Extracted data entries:
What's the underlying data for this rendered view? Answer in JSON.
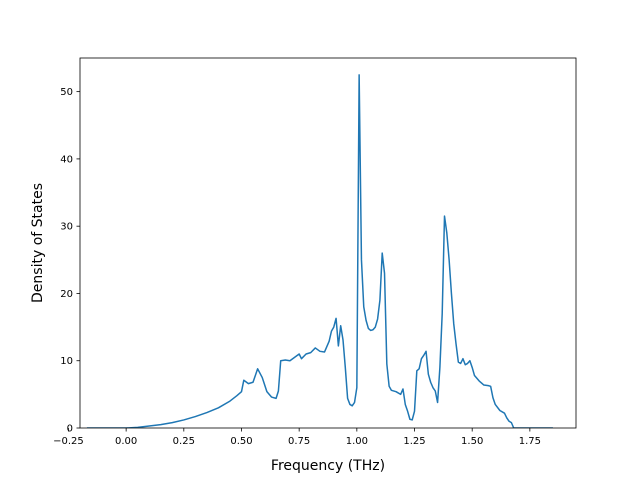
{
  "chart_data": {
    "type": "line",
    "title": "",
    "xlabel": "Frequency (THz)",
    "ylabel": "Density of States",
    "xlim": [
      -0.2,
      1.95
    ],
    "ylim": [
      0,
      55
    ],
    "grid": false,
    "legend": "none",
    "x_ticks": [
      -0.25,
      0.0,
      0.25,
      0.5,
      0.75,
      1.0,
      1.25,
      1.5,
      1.75
    ],
    "x_tick_labels": [
      "−0.25",
      "0.00",
      "0.25",
      "0.50",
      "0.75",
      "1.00",
      "1.25",
      "1.50",
      "1.75"
    ],
    "y_ticks": [
      0,
      10,
      20,
      30,
      40,
      50
    ],
    "y_tick_labels": [
      "0",
      "10",
      "20",
      "30",
      "40",
      "50"
    ],
    "line_color": "#1f77b4",
    "series": [
      {
        "x": [
          -0.17,
          0.0,
          0.05,
          0.1,
          0.15,
          0.2,
          0.25,
          0.3,
          0.35,
          0.4,
          0.45,
          0.48,
          0.5,
          0.51,
          0.53,
          0.55,
          0.57,
          0.59,
          0.61,
          0.63,
          0.65,
          0.66,
          0.67,
          0.69,
          0.71,
          0.73,
          0.75,
          0.76,
          0.78,
          0.8,
          0.82,
          0.84,
          0.86,
          0.88,
          0.89,
          0.9,
          0.91,
          0.92,
          0.93,
          0.94,
          0.95,
          0.96,
          0.97,
          0.98,
          0.99,
          1.0,
          1.01,
          1.02,
          1.03,
          1.04,
          1.05,
          1.06,
          1.07,
          1.08,
          1.09,
          1.1,
          1.11,
          1.12,
          1.13,
          1.14,
          1.15,
          1.17,
          1.19,
          1.2,
          1.21,
          1.22,
          1.23,
          1.24,
          1.25,
          1.26,
          1.27,
          1.28,
          1.29,
          1.3,
          1.31,
          1.32,
          1.33,
          1.34,
          1.35,
          1.36,
          1.37,
          1.38,
          1.39,
          1.4,
          1.41,
          1.42,
          1.43,
          1.44,
          1.45,
          1.46,
          1.47,
          1.48,
          1.49,
          1.5,
          1.51,
          1.53,
          1.55,
          1.57,
          1.58,
          1.59,
          1.6,
          1.62,
          1.64,
          1.65,
          1.66,
          1.67,
          1.68,
          1.85
        ],
        "y": [
          0,
          0,
          0.1,
          0.3,
          0.5,
          0.8,
          1.2,
          1.7,
          2.3,
          3.0,
          4.0,
          4.8,
          5.4,
          7.1,
          6.6,
          6.8,
          8.8,
          7.5,
          5.4,
          4.6,
          4.4,
          5.5,
          10.0,
          10.1,
          10.0,
          10.5,
          11.0,
          10.3,
          11.0,
          11.2,
          11.9,
          11.4,
          11.3,
          12.9,
          14.4,
          15.0,
          16.3,
          12.2,
          15.2,
          13.1,
          9.0,
          4.4,
          3.5,
          3.3,
          3.8,
          6.0,
          52.5,
          25.0,
          18.0,
          16.0,
          14.8,
          14.5,
          14.6,
          15.0,
          16.2,
          19.0,
          26.0,
          23.0,
          9.5,
          6.2,
          5.6,
          5.4,
          5.0,
          5.8,
          3.5,
          2.5,
          1.3,
          1.2,
          2.5,
          8.5,
          8.8,
          10.3,
          10.8,
          11.4,
          8.0,
          6.8,
          6.0,
          5.5,
          3.8,
          9.0,
          17.0,
          31.5,
          29.0,
          25.0,
          20.0,
          15.5,
          12.5,
          9.8,
          9.6,
          10.3,
          9.4,
          9.6,
          10.0,
          9.0,
          7.8,
          7.0,
          6.4,
          6.3,
          6.2,
          4.5,
          3.5,
          2.6,
          2.2,
          1.5,
          1.0,
          0.8,
          0,
          0
        ]
      }
    ]
  }
}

### Instruction
Would you set down the listing exactly, omitting pictures?

### Task response
What's the underlying data for this rendered view? Answer in JSON.
{
  "chart_data": {
    "type": "line",
    "title": "",
    "xlabel": "Frequency (THz)",
    "ylabel": "Density of States",
    "xlim": [
      -0.2,
      1.95
    ],
    "ylim": [
      0,
      55
    ],
    "grid": false,
    "legend": "none",
    "x_ticks": [
      -0.25,
      0.0,
      0.25,
      0.5,
      0.75,
      1.0,
      1.25,
      1.5,
      1.75
    ],
    "x_tick_labels": [
      "−0.25",
      "0.00",
      "0.25",
      "0.50",
      "0.75",
      "1.00",
      "1.25",
      "1.50",
      "1.75"
    ],
    "y_ticks": [
      0,
      10,
      20,
      30,
      40,
      50
    ],
    "y_tick_labels": [
      "0",
      "10",
      "20",
      "30",
      "40",
      "50"
    ],
    "line_color": "#1f77b4",
    "series": [
      {
        "x": [
          -0.17,
          0.0,
          0.05,
          0.1,
          0.15,
          0.2,
          0.25,
          0.3,
          0.35,
          0.4,
          0.45,
          0.48,
          0.5,
          0.51,
          0.53,
          0.55,
          0.57,
          0.59,
          0.61,
          0.63,
          0.65,
          0.66,
          0.67,
          0.69,
          0.71,
          0.73,
          0.75,
          0.76,
          0.78,
          0.8,
          0.82,
          0.84,
          0.86,
          0.88,
          0.89,
          0.9,
          0.91,
          0.92,
          0.93,
          0.94,
          0.95,
          0.96,
          0.97,
          0.98,
          0.99,
          1.0,
          1.01,
          1.02,
          1.03,
          1.04,
          1.05,
          1.06,
          1.07,
          1.08,
          1.09,
          1.1,
          1.11,
          1.12,
          1.13,
          1.14,
          1.15,
          1.17,
          1.19,
          1.2,
          1.21,
          1.22,
          1.23,
          1.24,
          1.25,
          1.26,
          1.27,
          1.28,
          1.29,
          1.3,
          1.31,
          1.32,
          1.33,
          1.34,
          1.35,
          1.36,
          1.37,
          1.38,
          1.39,
          1.4,
          1.41,
          1.42,
          1.43,
          1.44,
          1.45,
          1.46,
          1.47,
          1.48,
          1.49,
          1.5,
          1.51,
          1.53,
          1.55,
          1.57,
          1.58,
          1.59,
          1.6,
          1.62,
          1.64,
          1.65,
          1.66,
          1.67,
          1.68,
          1.85
        ],
        "y": [
          0,
          0,
          0.1,
          0.3,
          0.5,
          0.8,
          1.2,
          1.7,
          2.3,
          3.0,
          4.0,
          4.8,
          5.4,
          7.1,
          6.6,
          6.8,
          8.8,
          7.5,
          5.4,
          4.6,
          4.4,
          5.5,
          10.0,
          10.1,
          10.0,
          10.5,
          11.0,
          10.3,
          11.0,
          11.2,
          11.9,
          11.4,
          11.3,
          12.9,
          14.4,
          15.0,
          16.3,
          12.2,
          15.2,
          13.1,
          9.0,
          4.4,
          3.5,
          3.3,
          3.8,
          6.0,
          52.5,
          25.0,
          18.0,
          16.0,
          14.8,
          14.5,
          14.6,
          15.0,
          16.2,
          19.0,
          26.0,
          23.0,
          9.5,
          6.2,
          5.6,
          5.4,
          5.0,
          5.8,
          3.5,
          2.5,
          1.3,
          1.2,
          2.5,
          8.5,
          8.8,
          10.3,
          10.8,
          11.4,
          8.0,
          6.8,
          6.0,
          5.5,
          3.8,
          9.0,
          17.0,
          31.5,
          29.0,
          25.0,
          20.0,
          15.5,
          12.5,
          9.8,
          9.6,
          10.3,
          9.4,
          9.6,
          10.0,
          9.0,
          7.8,
          7.0,
          6.4,
          6.3,
          6.2,
          4.5,
          3.5,
          2.6,
          2.2,
          1.5,
          1.0,
          0.8,
          0,
          0
        ]
      }
    ]
  }
}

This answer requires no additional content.